START TASK MATERIAL

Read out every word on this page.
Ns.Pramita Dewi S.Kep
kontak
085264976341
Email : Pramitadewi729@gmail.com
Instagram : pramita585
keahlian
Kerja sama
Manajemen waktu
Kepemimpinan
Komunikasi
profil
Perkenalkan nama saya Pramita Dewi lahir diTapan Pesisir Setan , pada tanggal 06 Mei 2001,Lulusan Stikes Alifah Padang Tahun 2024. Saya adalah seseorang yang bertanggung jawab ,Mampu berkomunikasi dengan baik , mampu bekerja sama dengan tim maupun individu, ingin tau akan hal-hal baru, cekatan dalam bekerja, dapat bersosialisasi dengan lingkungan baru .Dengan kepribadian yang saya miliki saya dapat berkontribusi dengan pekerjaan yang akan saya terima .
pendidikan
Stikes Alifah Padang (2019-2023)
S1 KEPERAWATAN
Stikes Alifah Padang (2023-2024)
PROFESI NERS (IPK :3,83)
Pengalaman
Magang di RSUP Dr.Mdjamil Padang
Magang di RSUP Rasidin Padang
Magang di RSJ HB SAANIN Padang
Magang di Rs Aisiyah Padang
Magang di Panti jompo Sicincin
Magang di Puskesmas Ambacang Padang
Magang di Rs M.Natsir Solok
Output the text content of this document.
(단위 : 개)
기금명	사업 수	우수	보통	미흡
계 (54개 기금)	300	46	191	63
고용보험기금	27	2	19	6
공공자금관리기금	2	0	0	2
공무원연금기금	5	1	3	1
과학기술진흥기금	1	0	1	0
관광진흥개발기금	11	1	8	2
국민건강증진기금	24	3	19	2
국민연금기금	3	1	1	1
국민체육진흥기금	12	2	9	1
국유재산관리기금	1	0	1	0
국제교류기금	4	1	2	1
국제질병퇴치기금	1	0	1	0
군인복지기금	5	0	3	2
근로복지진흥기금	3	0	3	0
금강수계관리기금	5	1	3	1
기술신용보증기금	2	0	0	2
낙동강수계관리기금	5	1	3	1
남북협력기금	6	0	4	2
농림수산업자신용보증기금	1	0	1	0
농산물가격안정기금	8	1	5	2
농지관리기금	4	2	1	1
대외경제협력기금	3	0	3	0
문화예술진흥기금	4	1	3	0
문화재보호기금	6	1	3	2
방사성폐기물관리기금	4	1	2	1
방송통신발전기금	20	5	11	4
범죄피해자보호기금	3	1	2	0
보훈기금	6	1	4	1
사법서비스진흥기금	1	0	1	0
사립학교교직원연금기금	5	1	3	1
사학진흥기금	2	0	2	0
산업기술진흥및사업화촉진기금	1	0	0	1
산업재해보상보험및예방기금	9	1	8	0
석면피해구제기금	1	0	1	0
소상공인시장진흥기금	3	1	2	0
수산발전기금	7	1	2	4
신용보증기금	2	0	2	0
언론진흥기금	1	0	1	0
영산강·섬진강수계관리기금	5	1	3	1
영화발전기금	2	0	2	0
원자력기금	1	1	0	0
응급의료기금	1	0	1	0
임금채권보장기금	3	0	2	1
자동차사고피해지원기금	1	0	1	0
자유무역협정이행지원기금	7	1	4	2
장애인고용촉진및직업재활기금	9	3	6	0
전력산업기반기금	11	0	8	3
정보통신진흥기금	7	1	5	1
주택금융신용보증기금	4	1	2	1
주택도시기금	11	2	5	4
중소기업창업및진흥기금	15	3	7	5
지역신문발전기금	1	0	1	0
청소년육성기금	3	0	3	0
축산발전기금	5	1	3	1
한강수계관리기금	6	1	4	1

END TASK MATERIAL

From the records above, extract every line exactly as it stands.

Read out every word on this page.
Ns.Pramita Dewi S.Kep
kontak
085264976341
Email : Pramitadewi729@gmail.com
Instagram : pramita585
keahlian
Kerja sama
Manajemen waktu
Kepemimpinan
Komunikasi
profil
Perkenalkan nama saya Pramita Dewi lahir diTapan Pesisir Setan , pada tanggal 06 Mei 2001,Lulusan Stikes Alifah Padang Tahun 2024. Saya adalah seseorang yang bertanggung jawab ,Mampu berkomunikasi dengan baik , mampu bekerja sama dengan tim maupun individu, ingin tau akan hal-hal baru, cekatan dalam bekerja, dapat bersosialisasi dengan lingkungan baru .Dengan kepribadian yang saya miliki saya dapat berkontribusi dengan pekerjaan yang akan saya terima .
pendidikan
Stikes Alifah Padang (2019-2023)
S1 KEPERAWATAN
Stikes Alifah Padang (2023-2024)
PROFESI NERS (IPK :3,83)
Pengalaman
Magang di RSUP Dr.Mdjamil Padang
Magang di RSUP Rasidin Padang
Magang di RSJ HB SAANIN Padang
Magang di Rs Aisiyah Padang
Magang di Panti jompo Sicincin
Magang di Puskesmas Ambacang Padang
Magang di Rs M.Natsir Solok
Output the text content of this document.
(단위 : 개)
기금명	사업 수	우수	보통	미흡
계 (54개 기금)	300	46	191	63
고용보험기금	27	2	19	6
공공자금관리기금	2	0	0	2
공무원연금기금	5	1	3	1
과학기술진흥기금	1	0	1	0
관광진흥개발기금	11	1	8	2
국민건강증진기금	24	3	19	2
국민연금기금	3	1	1	1
국민체육진흥기금	12	2	9	1
국유재산관리기금	1	0	1	0
국제교류기금	4	1	2	1
국제질병퇴치기금	1	0	1	0
군인복지기금	5	0	3	2
근로복지진흥기금	3	0	3	0
금강수계관리기금	5	1	3	1
기술신용보증기금	2	0	0	2
낙동강수계관리기금	5	1	3	1
남북협력기금	6	0	4	2
농림수산업자신용보증기금	1	0	1	0
농산물가격안정기금	8	1	5	2
농지관리기금	4	2	1	1
대외경제협력기금	3	0	3	0
문화예술진흥기금	4	1	3	0
문화재보호기금	6	1	3	2
방사성폐기물관리기금	4	1	2	1
방송통신발전기금	20	5	11	4
범죄피해자보호기금	3	1	2	0
보훈기금	6	1	4	1
사법서비스진흥기금	1	0	1	0
사립학교교직원연금기금	5	1	3	1
사학진흥기금	2	0	2	0
산업기술진흥및사업화촉진기금	1	0	0	1
산업재해보상보험및예방기금	9	1	8	0
석면피해구제기금	1	0	1	0
소상공인시장진흥기금	3	1	2	0
수산발전기금	7	1	2	4
신용보증기금	2	0	2	0
언론진흥기금	1	0	1	0
영산강·섬진강수계관리기금	5	1	3	1
영화발전기금	2	0	2	0
원자력기금	1	1	0	0
응급의료기금	1	0	1	0
임금채권보장기금	3	0	2	1
자동차사고피해지원기금	1	0	1	0
자유무역협정이행지원기금	7	1	4	2
장애인고용촉진및직업재활기금	9	3	6	0
전력산업기반기금	11	0	8	3
정보통신진흥기금	7	1	5	1
주택금융신용보증기금	4	1	2	1
주택도시기금	11	2	5	4
중소기업창업및진흥기금	15	3	7	5
지역신문발전기금	1	0	1	0
청소년육성기금	3	0	3	0
축산발전기금	5	1	3	1
한강수계관리기금	6	1	4	1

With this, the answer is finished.